Short exercise.
Search the records below for the word "color". Pull out each line that has it.

[Extracts from a graphics dataset]

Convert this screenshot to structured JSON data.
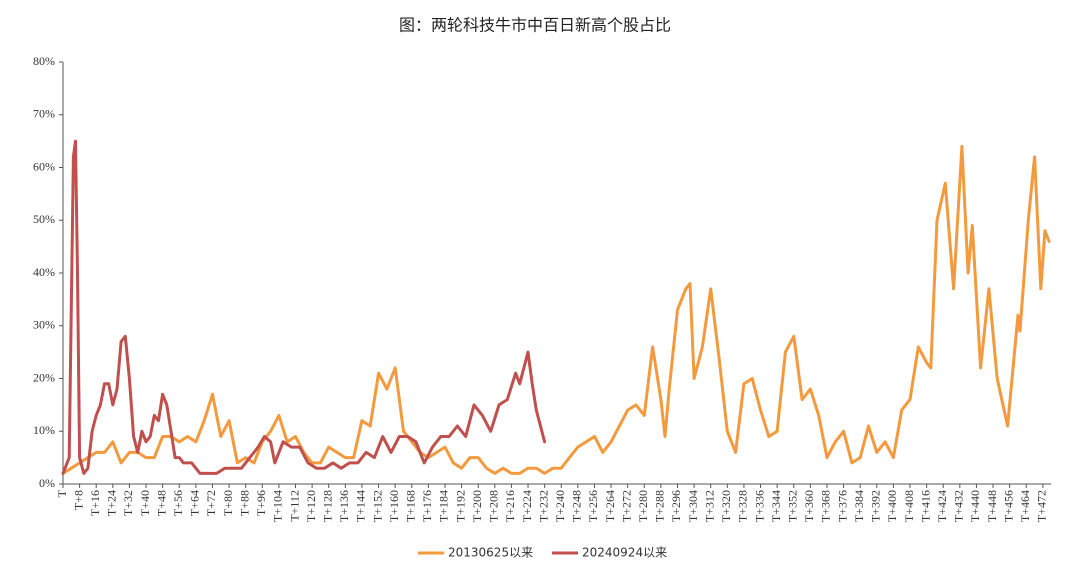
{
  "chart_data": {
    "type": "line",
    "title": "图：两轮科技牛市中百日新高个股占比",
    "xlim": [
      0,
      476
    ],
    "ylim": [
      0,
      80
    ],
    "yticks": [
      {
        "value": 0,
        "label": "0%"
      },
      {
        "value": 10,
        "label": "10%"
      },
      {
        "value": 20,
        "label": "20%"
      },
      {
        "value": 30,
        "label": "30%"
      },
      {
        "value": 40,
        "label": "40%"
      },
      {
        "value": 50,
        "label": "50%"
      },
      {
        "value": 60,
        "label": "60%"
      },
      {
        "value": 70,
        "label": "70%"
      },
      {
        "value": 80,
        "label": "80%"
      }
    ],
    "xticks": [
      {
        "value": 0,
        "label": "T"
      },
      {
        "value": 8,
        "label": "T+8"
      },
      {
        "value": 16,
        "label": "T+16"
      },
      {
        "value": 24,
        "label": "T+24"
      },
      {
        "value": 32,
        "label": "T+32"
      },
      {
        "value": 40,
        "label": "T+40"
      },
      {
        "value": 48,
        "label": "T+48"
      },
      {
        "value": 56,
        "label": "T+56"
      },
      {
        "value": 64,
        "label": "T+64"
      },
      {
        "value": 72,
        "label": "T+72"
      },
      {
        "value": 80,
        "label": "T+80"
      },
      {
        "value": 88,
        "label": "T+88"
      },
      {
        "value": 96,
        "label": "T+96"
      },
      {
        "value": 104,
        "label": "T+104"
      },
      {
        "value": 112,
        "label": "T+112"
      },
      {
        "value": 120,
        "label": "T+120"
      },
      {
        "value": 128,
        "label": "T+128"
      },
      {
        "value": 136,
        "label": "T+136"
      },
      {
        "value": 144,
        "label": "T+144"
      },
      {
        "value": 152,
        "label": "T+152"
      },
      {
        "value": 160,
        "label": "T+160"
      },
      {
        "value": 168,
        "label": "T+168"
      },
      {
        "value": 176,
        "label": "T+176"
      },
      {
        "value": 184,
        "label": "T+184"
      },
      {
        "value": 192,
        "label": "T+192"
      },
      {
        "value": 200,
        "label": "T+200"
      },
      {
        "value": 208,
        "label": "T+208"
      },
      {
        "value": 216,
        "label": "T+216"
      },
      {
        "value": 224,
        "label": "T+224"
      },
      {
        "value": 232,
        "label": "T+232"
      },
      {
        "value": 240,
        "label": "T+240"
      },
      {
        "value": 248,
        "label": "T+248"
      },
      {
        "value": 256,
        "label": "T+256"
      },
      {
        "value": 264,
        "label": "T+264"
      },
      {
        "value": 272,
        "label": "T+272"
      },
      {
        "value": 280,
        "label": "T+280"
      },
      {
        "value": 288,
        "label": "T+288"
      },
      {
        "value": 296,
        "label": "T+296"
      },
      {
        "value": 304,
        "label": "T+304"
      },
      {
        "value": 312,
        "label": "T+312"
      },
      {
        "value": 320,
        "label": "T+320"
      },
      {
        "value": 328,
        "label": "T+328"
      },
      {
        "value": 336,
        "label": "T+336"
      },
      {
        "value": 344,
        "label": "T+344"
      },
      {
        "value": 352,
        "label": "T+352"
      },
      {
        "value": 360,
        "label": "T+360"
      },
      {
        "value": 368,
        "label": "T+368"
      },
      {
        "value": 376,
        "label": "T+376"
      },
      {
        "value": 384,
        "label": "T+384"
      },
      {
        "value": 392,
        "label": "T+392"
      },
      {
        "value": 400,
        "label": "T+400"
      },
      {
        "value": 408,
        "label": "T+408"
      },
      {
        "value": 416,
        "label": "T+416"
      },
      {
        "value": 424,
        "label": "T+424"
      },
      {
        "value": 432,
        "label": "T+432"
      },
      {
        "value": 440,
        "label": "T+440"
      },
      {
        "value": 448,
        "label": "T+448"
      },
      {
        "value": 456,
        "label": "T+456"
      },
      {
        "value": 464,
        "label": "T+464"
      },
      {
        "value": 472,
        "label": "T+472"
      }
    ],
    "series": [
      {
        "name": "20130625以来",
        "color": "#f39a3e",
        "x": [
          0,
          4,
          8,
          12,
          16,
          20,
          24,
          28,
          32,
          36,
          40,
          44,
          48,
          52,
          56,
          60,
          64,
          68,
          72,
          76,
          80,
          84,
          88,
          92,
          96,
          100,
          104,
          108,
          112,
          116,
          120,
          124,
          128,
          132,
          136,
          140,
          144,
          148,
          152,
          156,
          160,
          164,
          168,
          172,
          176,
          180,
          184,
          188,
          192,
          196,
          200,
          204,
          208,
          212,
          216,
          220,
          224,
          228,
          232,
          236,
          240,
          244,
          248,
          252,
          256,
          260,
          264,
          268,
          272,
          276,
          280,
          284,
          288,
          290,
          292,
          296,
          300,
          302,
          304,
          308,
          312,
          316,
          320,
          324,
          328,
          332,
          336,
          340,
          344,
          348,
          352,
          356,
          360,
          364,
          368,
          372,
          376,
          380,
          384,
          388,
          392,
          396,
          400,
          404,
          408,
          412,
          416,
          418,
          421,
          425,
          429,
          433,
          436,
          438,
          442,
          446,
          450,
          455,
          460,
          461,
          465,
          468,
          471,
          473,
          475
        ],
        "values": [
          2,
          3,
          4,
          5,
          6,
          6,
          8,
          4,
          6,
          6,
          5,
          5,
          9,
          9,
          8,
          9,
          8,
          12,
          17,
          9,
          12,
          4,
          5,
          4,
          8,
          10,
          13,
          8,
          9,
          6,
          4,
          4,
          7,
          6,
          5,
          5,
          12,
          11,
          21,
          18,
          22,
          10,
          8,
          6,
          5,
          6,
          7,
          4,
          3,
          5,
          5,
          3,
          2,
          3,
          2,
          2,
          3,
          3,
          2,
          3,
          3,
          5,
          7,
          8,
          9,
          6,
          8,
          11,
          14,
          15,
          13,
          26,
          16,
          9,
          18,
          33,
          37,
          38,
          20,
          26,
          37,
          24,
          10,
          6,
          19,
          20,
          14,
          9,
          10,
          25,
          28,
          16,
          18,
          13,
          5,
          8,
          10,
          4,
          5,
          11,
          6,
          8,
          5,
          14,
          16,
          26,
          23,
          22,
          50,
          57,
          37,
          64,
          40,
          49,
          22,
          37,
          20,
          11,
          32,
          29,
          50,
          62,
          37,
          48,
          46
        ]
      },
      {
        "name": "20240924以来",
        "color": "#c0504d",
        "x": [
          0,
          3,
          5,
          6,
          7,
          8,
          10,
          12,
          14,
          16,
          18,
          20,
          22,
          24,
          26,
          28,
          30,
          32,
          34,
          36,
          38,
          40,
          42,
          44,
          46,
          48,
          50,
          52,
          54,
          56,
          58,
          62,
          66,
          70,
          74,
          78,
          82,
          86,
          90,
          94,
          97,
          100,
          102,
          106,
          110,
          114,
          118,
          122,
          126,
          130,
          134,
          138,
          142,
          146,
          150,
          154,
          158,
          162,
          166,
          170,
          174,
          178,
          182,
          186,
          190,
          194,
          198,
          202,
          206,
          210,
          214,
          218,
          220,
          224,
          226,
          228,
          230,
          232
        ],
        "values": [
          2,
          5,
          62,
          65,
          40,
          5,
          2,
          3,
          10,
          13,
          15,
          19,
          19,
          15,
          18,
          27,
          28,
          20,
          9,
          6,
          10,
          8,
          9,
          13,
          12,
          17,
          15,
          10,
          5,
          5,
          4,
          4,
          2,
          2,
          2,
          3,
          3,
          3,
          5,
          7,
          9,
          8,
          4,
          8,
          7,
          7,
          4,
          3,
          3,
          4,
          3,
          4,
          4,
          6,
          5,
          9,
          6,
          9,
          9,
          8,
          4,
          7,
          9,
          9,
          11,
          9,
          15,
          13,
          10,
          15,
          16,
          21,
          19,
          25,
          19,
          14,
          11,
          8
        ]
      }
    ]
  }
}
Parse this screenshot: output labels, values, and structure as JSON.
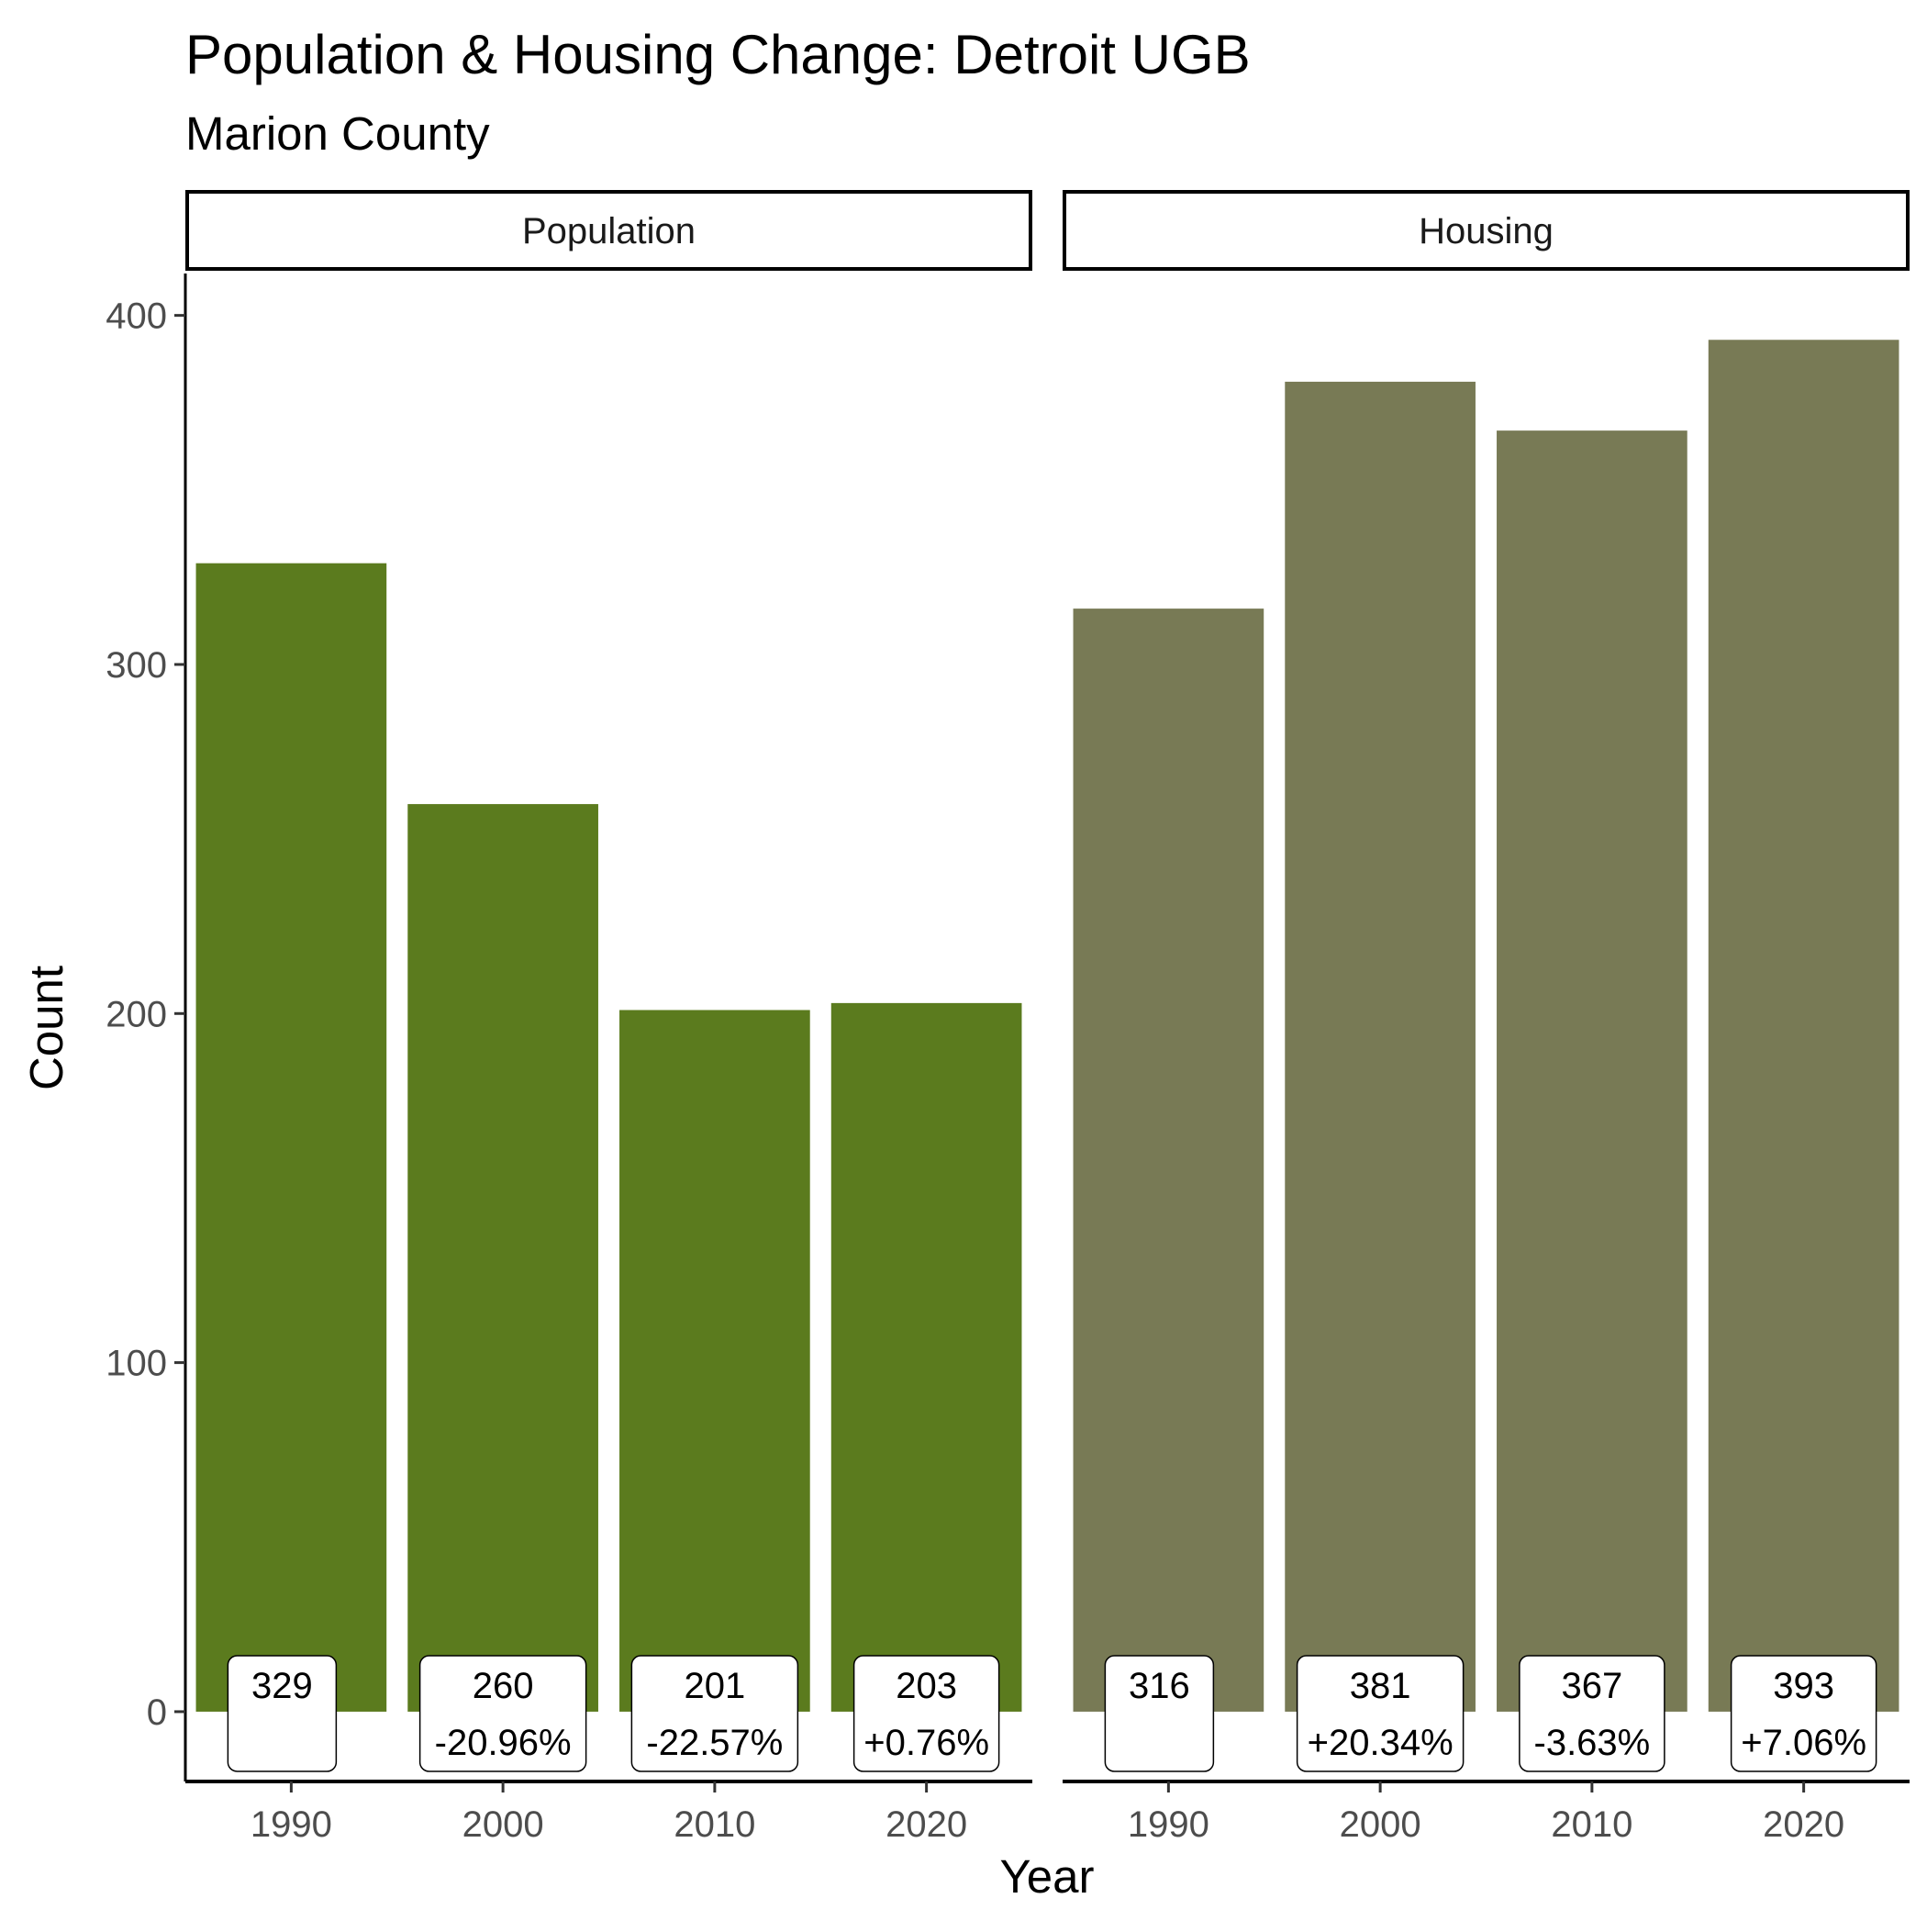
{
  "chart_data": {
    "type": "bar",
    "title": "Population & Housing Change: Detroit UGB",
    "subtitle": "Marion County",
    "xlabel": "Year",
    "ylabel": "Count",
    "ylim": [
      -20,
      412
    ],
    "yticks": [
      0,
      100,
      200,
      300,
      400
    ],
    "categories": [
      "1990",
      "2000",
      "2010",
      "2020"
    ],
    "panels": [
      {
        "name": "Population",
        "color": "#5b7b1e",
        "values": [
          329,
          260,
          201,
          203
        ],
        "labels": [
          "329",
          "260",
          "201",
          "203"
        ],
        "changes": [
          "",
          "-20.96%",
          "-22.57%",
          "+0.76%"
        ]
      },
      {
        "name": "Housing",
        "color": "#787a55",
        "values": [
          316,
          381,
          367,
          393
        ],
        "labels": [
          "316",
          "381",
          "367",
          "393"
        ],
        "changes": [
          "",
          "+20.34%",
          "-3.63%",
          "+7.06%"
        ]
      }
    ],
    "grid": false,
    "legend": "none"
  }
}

Final answer.
        "color": "#f39a3e",
        "color": "#c0504d",
        "color": "#5b7b1e",
        "color": "#787a55",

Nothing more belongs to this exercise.